# WHAT YOU WILL DO
Starting with the line that contains "Give me a plain-text", reproduce each line through the end of the entries exactly as written.
━━━━━━
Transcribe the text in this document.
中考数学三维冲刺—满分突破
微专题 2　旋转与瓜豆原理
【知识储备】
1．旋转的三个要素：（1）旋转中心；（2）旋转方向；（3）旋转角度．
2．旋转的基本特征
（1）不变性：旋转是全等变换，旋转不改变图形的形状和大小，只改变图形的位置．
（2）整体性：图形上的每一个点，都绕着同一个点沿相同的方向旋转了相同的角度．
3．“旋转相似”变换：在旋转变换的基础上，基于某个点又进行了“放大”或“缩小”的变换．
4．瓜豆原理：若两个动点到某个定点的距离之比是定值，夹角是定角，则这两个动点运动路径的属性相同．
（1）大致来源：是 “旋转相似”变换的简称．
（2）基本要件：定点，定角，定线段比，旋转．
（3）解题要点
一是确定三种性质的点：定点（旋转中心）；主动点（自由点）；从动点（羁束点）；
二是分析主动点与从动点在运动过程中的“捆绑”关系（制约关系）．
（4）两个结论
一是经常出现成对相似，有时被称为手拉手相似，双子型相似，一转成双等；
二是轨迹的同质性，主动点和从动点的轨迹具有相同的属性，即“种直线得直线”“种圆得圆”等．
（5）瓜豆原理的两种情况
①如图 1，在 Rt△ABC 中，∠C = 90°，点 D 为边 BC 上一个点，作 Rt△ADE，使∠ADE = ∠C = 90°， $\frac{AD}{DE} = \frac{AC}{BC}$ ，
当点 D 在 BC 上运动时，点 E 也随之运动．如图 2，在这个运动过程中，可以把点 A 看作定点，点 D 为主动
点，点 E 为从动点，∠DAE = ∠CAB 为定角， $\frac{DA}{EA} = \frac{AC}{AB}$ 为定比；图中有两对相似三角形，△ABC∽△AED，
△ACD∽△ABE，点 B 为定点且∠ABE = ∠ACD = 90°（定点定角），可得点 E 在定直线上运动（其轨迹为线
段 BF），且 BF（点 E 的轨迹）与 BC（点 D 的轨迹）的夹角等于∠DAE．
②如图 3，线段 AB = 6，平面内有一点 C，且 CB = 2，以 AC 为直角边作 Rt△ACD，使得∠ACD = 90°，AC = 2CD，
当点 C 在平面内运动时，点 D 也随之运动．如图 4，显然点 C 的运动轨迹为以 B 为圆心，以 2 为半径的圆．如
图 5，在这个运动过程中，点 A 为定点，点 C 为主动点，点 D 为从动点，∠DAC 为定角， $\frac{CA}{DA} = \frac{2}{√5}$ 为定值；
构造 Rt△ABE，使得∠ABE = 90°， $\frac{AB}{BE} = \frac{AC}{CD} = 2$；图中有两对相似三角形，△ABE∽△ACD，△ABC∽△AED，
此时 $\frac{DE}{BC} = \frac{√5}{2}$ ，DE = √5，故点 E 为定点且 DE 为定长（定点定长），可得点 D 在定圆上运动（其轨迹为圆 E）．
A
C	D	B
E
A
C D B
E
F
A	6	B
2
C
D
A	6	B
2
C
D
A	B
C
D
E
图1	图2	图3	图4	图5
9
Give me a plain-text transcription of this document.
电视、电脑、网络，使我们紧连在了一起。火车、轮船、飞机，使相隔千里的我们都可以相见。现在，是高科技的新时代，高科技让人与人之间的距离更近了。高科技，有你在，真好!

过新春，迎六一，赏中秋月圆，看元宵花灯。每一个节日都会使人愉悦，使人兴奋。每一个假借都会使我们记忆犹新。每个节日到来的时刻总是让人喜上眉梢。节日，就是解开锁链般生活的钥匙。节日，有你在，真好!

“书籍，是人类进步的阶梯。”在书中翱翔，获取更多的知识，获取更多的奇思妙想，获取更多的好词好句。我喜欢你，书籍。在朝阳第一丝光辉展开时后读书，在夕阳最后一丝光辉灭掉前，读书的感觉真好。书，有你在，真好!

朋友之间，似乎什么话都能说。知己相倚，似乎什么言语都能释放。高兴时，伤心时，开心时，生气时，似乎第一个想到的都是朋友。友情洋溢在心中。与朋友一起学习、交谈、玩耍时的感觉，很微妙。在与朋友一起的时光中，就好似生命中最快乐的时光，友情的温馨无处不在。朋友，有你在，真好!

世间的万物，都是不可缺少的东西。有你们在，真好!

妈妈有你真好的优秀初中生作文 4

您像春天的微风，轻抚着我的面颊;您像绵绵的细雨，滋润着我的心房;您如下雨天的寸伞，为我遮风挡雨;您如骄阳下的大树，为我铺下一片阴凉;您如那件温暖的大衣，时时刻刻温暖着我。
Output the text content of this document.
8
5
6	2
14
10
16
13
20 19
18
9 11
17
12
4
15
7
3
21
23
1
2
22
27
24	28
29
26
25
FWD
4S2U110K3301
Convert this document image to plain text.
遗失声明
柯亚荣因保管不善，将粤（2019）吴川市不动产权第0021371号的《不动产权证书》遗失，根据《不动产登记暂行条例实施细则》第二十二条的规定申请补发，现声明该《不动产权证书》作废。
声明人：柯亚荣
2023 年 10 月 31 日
━━━━━━
# THE ANSWER
Give me a plain-text transcription of this document.
电视、电脑、网络，使我们紧连在了一起。火车、轮船、飞机，使相隔千里的我们都可以相见。现在，是高科技的新时代，高科技让人与人之间的距离更近了。高科技，有你在，真好!

过新春，迎六一，赏中秋月圆，看元宵花灯。每一个节日都会使人愉悦，使人兴奋。每一个假借都会使我们记忆犹新。每个节日到来的时刻总是让人喜上眉梢。节日，就是解开锁链般生活的钥匙。节日，有你在，真好!

“书籍，是人类进步的阶梯。”在书中翱翔，获取更多的知识，获取更多的奇思妙想，获取更多的好词好句。我喜欢你，书籍。在朝阳第一丝光辉展开时后读书，在夕阳最后一丝光辉灭掉前，读书的感觉真好。书，有你在，真好!

朋友之间，似乎什么话都能说。知己相倚，似乎什么言语都能释放。高兴时，伤心时，开心时，生气时，似乎第一个想到的都是朋友。友情洋溢在心中。与朋友一起学习、交谈、玩耍时的感觉，很微妙。在与朋友一起的时光中，就好似生命中最快乐的时光，友情的温馨无处不在。朋友，有你在，真好!

世间的万物，都是不可缺少的东西。有你们在，真好!

妈妈有你真好的优秀初中生作文 4

您像春天的微风，轻抚着我的面颊;您像绵绵的细雨，滋润着我的心房;您如下雨天的寸伞，为我遮风挡雨;您如骄阳下的大树，为我铺下一片阴凉;您如那件温暖的大衣，时时刻刻温暖着我。
Output the text content of this document.
8
5
6	2
14
10
16
13
20 19
18
9 11
17
12
4
15
7
3
21
23
1
2
22
27
24	28
29
26
25
FWD
4S2U110K3301
Convert this document image to plain text.
遗失声明
柯亚荣因保管不善，将粤（2019）吴川市不动产权第0021371号的《不动产权证书》遗失，根据《不动产登记暂行条例实施细则》第二十二条的规定申请补发，现声明该《不动产权证书》作废。
声明人：柯亚荣
2023 年 10 月 31 日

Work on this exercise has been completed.